The Danubian Hapsburg Monarchy, which served as a carapace for Western Christendom against the assaults of the ʿOsmanlis, and which, seen from the south-east, wore the deceptive appearance of being a full-blown Western universal state, set itself, like the Tokugawa Shogunate, to achieve domestic cultural uniformity, but lacked both the ruthlessness and the insularity which, between them, enabled the Japanese isolationists for a time to put their policy into effect. In pursuing its aim of being totally Catholic, the Hapsburg Power did succeed, more or less, in extirpating Protestantism within its frontiers; but the very success of its stand, and eventual counter-attack, against the Ottoman embodiment of an Orthodox Christian universal state broke up the Danubian Monarchy’s hardly attained Catholic homogeneity by transferring to Hapsburg from Ottoman rule a stiff-necked minority of Hungarian Protestants and a host of Orthodox Christians of divers nationalities, most of whom proved unwilling to accept the ecclesiastical supremacy of Rome, even when the yoke was proffered in the easy form of Uniatism [union with Rome and retention of local rites], while, among those who did accept this relatively light burden, the rank and file remained nearer in heart and mind to their dissident Orthodox ex-co-religionists than they ever came to be to their fellow Catholics who were of the Latin Rite.
The [post-Assyrian] Neo-Babylonian Empire [or Chaldean Empire], which was the Babylonic universal state, similarly forfeited its cultural purity – and thereby worked unwittingly for the eventual extinction of the Babylonic Civilization itself – when Nebuchadnezzar conquered and annexed the homeland of the Syriac Civilization west of the Euphrates; and the impress of the indigenous Babylonic culture became progressively fainter as the domain which Nebuchadnezzar had bequeathed to a short line of native successors was incorporated first into the barbaro-Syriac Empire of the Achaemenids and then into the Hellenic Empire of the Seleucids.
Our survey has shown that, in the cultural composition of universal states, a high degree of diversity is the rule; and, in the light of this fact, it is evident that one effect of the “conductivity” of universal states is to carry farther, by less violent and less brutal means, that process of cultural pammixia that is started, in the antecedent Times of Troubles, by the atrocities that these bring in their train. The refugees, exiles, deportees, transported slaves, and other déracinés of the more cruel preceding age are followed up, under the milder régime of a universal state, by merchants, by professional soldiers, and by philosophic and religious missionaries and pilgrims who make their transit with less tribulation in a more genial social climate.

# # # #

** Short problem 1 **
Using the passage on universal states, decide whether each statement below agrees with it. Answer yes or no for each, and quote the exact words that decide it. (a) The Hapsburg Power more or less succeeded in extirpating Protestantism within its frontiers. (b) Nebuchadnezzar annexed the homeland of the Syriac Civilization east of the Euphrates. (c) In the cultural composition of universal states, diversity is rare.
The entries that follow are unrelated to the passage on universal states.

** Provided records **
# # # #

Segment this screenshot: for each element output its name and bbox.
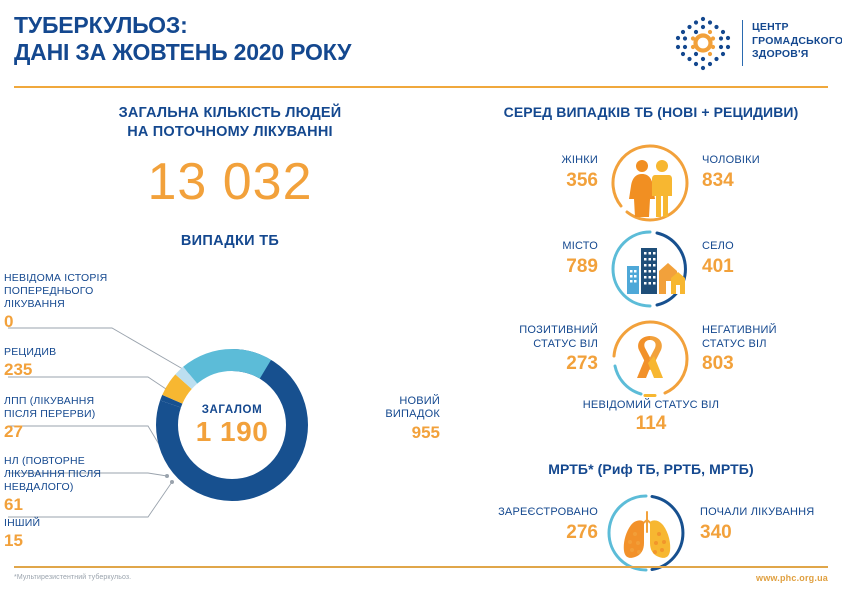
hiv-positive-stat: ПОЗИТИВНИЙ СТАТУС ВІЛ 273 [480, 324, 598, 375]
callout-lpp-line2: ПІСЛЯ ПЕРЕРВИ) [4, 408, 154, 421]
total-heading-line1: ЗАГАЛЬНА КІЛЬКІСТЬ ЛЮДЕЙ [40, 104, 420, 123]
gender-female-stat: ЖІНКИ 356 [480, 154, 598, 192]
gender-female-value: 356 [480, 169, 598, 192]
hiv-negative-stat: НЕГАТИВНИЙ СТАТУС ВІЛ 803 [702, 324, 840, 375]
hiv-negative-value: 803 [702, 352, 840, 375]
gender-male-value: 834 [702, 169, 840, 192]
callout-nl-line2: ЛІКУВАННЯ ПІСЛЯ [4, 468, 154, 481]
stat-row-hiv: ПОЗИТИВНИЙ СТАТУС ВІЛ 273 [0, 316, 842, 402]
footer-divider [14, 566, 828, 568]
callout-new-case-line2: ВИПАДОК [330, 408, 440, 421]
page-title: ТУБЕРКУЛЬОЗ: ДАНІ ЗА ЖОВТЕНЬ 2020 РОКУ [14, 12, 351, 66]
mdr-registered-label: ЗАРЕЄСТРОВАНО [470, 506, 598, 520]
hiv-positive-label-line1: ПОЗИТИВНИЙ [480, 324, 598, 338]
logo-text-line1: ЦЕНТР [752, 21, 842, 35]
stat-row-mdr: ЗАРЕЄСТРОВАНО 276 [0, 490, 842, 576]
logo-text: ЦЕНТР ГРОМАДСЬКОГО ЗДОРОВ'Я [752, 21, 842, 62]
mdr-started-treatment-label: ПОЧАЛИ ЛІКУВАННЯ [700, 506, 842, 520]
settlement-city-label: МІСТО [480, 240, 598, 254]
hiv-negative-label-line1: НЕГАТИВНИЙ [702, 324, 840, 338]
footnote-text: *Мультирезистентний туберкульоз. [14, 574, 131, 581]
lungs-icon [602, 490, 692, 576]
hiv-positive-label-line2: СТАТУС ВІЛ [480, 338, 598, 352]
gender-female-label: ЖІНКИ [480, 154, 598, 168]
logo-divider [742, 20, 743, 66]
logo-text-line3: ЗДОРОВ'Я [752, 48, 842, 62]
hiv-negative-label-line2: СТАТУС ВІЛ [702, 338, 840, 352]
settlement-village-value: 401 [702, 255, 840, 278]
mdr-heading: МРТБ* (Риф ТБ, РРТБ, МРТБ) [460, 461, 842, 477]
infographic-page: ТУБЕРКУЛЬОЗ: ДАНІ ЗА ЖОВТЕНЬ 2020 РОКУ [0, 0, 842, 596]
male-female-icon [605, 140, 695, 226]
callout-lpp: ЛПП (ЛІКУВАННЯ ПІСЛЯ ПЕРЕРВИ) 27 [4, 395, 154, 442]
mdr-started-treatment-value: 340 [700, 521, 842, 544]
awareness-ribbon-icon [605, 316, 695, 402]
right-panel-heading: СЕРЕД ВИПАДКІВ ТБ (НОВІ + РЕЦИДИВИ) [460, 104, 842, 120]
hiv-unknown-value: 114 [460, 412, 842, 435]
callout-lpp-value: 27 [4, 422, 154, 442]
mdr-started-treatment-stat: ПОЧАЛИ ЛІКУВАННЯ 340 [700, 506, 842, 544]
callout-nl-line1: НЛ (ПОВТОРНЕ [4, 455, 154, 468]
settlement-city-value: 789 [480, 255, 598, 278]
website-link[interactable]: www.phc.org.ua [756, 573, 828, 583]
phc-logo: ЦЕНТР ГРОМАДСЬКОГО ЗДОРОВ'Я [672, 14, 832, 72]
stat-row-settlement: МІСТО 789 [0, 226, 842, 312]
total-heading: ЗАГАЛЬНА КІЛЬКІСТЬ ЛЮДЕЙ НА ПОТОЧНОМУ ЛІ… [40, 104, 420, 142]
hiv-unknown-label: НЕВІДОМИЙ СТАТУС ВІЛ [460, 399, 842, 411]
mdr-registered-stat: ЗАРЕЄСТРОВАНО 276 [470, 506, 598, 544]
callout-new-case-value: 955 [330, 423, 440, 443]
stat-row-gender: ЖІНКИ 356 ЧОЛОВІ [0, 140, 842, 226]
settlement-city-stat: МІСТО 789 [480, 240, 598, 278]
logo-text-line2: ГРОМАДСЬКОГО [752, 35, 842, 49]
header: ТУБЕРКУЛЬОЗ: ДАНІ ЗА ЖОВТЕНЬ 2020 РОКУ [0, 0, 842, 82]
page-title-line2: ДАНІ ЗА ЖОВТЕНЬ 2020 РОКУ [14, 39, 351, 66]
city-village-icon [605, 226, 695, 312]
page-title-line1: ТУБЕРКУЛЬОЗ: [14, 12, 188, 38]
callout-new-case: НОВИЙ ВИПАДОК 955 [330, 395, 440, 443]
hiv-positive-value: 273 [480, 352, 598, 375]
settlement-village-stat: СЕЛО 401 [702, 240, 840, 278]
hiv-unknown-stat: НЕВІДОМИЙ СТАТУС ВІЛ 114 [460, 399, 842, 435]
settlement-village-label: СЕЛО [702, 240, 840, 254]
gender-male-label: ЧОЛОВІКИ [702, 154, 840, 168]
phc-logo-mark-icon [672, 14, 734, 72]
gender-male-stat: ЧОЛОВІКИ 834 [702, 154, 840, 192]
mdr-registered-value: 276 [470, 521, 598, 544]
header-divider [14, 86, 828, 88]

# # # #

** Short problem 2 **
Transcribe the entries exactly, starting at the line that contains "hiv-positive-stat: ПОЗИТИВНИЙ СТАТУС" and stopping after the line that contains "gender-female-value: 356 [480, 169, 598, 192]".

** Response 1 **
(a) Yes: "the Hapsburg Power did succeed, more or less, in extirpating Protestantism within its frontiers"
(b) No: "the homeland of the Syriac Civilization west of the Euphrates"
(c) No: "a high degree of diversity is the rule"

** Response 2 **
hiv-positive-stat: ПОЗИТИВНИЙ СТАТУС ВІЛ 273 [480, 324, 598, 375]
callout-lpp-line2: ПІСЛЯ ПЕРЕРВИ) [4, 408, 154, 421]
total-heading-line1: ЗАГАЛЬНА КІЛЬКІСТЬ ЛЮДЕЙ [40, 104, 420, 123]
gender-female-stat: ЖІНКИ 356 [480, 154, 598, 192]
gender-female-value: 356 [480, 169, 598, 192]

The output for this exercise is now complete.